(Data entries)
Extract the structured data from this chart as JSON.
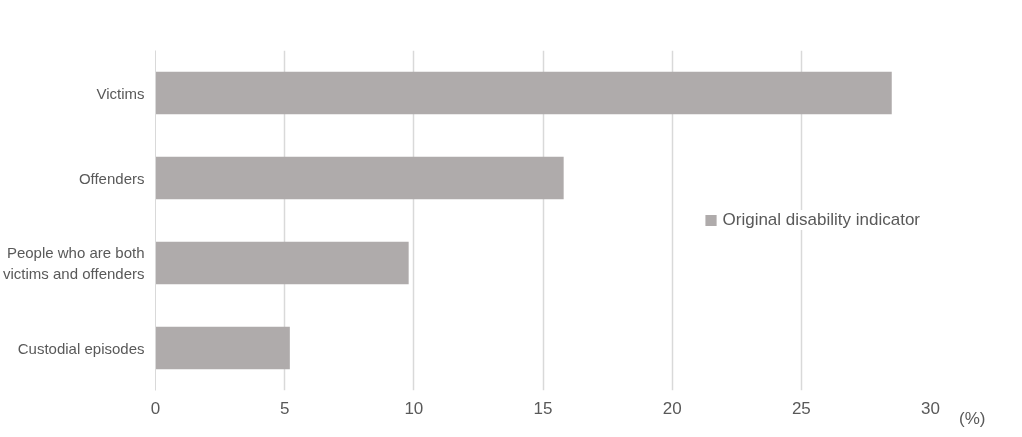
{
  "chart_data": {
    "type": "bar",
    "orientation": "horizontal",
    "xlabel": "(%)",
    "categories": [
      "Victims",
      "Offenders",
      "People who are both victims and offenders",
      "Custodial episodes"
    ],
    "series": [
      {
        "name": "Original disability indicator",
        "color": "#afabab",
        "values": [
          28.5,
          15.8,
          9.8,
          5.2
        ]
      }
    ],
    "xlim": [
      0,
      30
    ],
    "xticks": [
      0,
      5,
      10,
      15,
      20,
      25,
      30
    ],
    "grid": "x",
    "legend": "right"
  }
}
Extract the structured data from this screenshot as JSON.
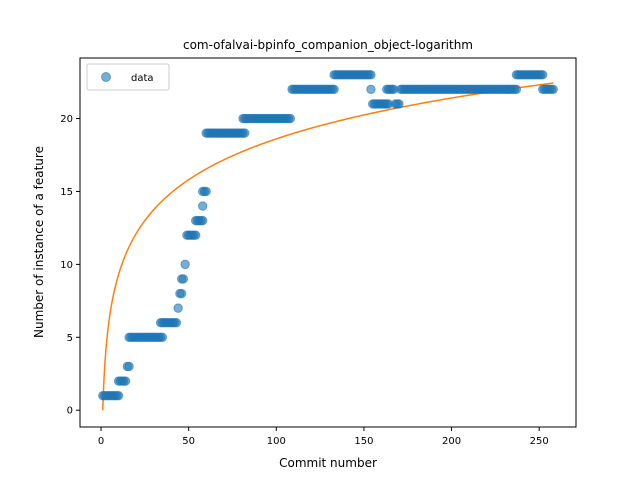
{
  "chart_data": {
    "type": "scatter",
    "title": "com-ofalvai-bpinfo_companion_object-logarithm",
    "xlabel": "Commit number",
    "ylabel": "Number of instance of a feature",
    "xlim": [
      -12,
      271
    ],
    "ylim": [
      -1.15,
      24.15
    ],
    "xticks": [
      0,
      50,
      100,
      150,
      200,
      250
    ],
    "yticks": [
      0,
      5,
      10,
      15,
      20
    ],
    "grid": false,
    "legend": {
      "placement": "top-left",
      "entries": [
        "data"
      ]
    },
    "colors": {
      "data": "#1f77b4",
      "fit": "#ff7f0e"
    },
    "series": [
      {
        "name": "data",
        "kind": "scatter",
        "runs": [
          {
            "x_start": 1,
            "x_end": 10,
            "y": 1
          },
          {
            "x_start": 10,
            "x_end": 14,
            "y": 2
          },
          {
            "x_start": 15,
            "x_end": 16,
            "y": 3
          },
          {
            "x_start": 16,
            "x_end": 35,
            "y": 5
          },
          {
            "x_start": 34,
            "x_end": 43,
            "y": 6
          },
          {
            "x_start": 44,
            "x_end": 44,
            "y": 7
          },
          {
            "x_start": 45,
            "x_end": 46,
            "y": 8
          },
          {
            "x_start": 46,
            "x_end": 47,
            "y": 9
          },
          {
            "x_start": 48,
            "x_end": 48,
            "y": 10
          },
          {
            "x_start": 49,
            "x_end": 54,
            "y": 12
          },
          {
            "x_start": 54,
            "x_end": 58,
            "y": 13
          },
          {
            "x_start": 58,
            "x_end": 58,
            "y": 14
          },
          {
            "x_start": 58,
            "x_end": 60,
            "y": 15
          },
          {
            "x_start": 60,
            "x_end": 82,
            "y": 19
          },
          {
            "x_start": 81,
            "x_end": 108,
            "y": 20
          },
          {
            "x_start": 109,
            "x_end": 133,
            "y": 22
          },
          {
            "x_start": 133,
            "x_end": 154,
            "y": 23
          },
          {
            "x_start": 154,
            "x_end": 154,
            "y": 22
          },
          {
            "x_start": 155,
            "x_end": 164,
            "y": 21
          },
          {
            "x_start": 163,
            "x_end": 167,
            "y": 22
          },
          {
            "x_start": 168,
            "x_end": 170,
            "y": 21
          },
          {
            "x_start": 171,
            "x_end": 237,
            "y": 22
          },
          {
            "x_start": 237,
            "x_end": 252,
            "y": 23
          },
          {
            "x_start": 252,
            "x_end": 258,
            "y": 22
          }
        ]
      },
      {
        "name": "",
        "kind": "line",
        "fit": {
          "form": "a*ln(x)",
          "a": 4.04,
          "x_start": 1,
          "x_end": 258
        }
      }
    ]
  }
}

*What you have to do*. State the number of lines in these entries that include the string "this". Provide nothing beyond that number.

*Correct response*. 2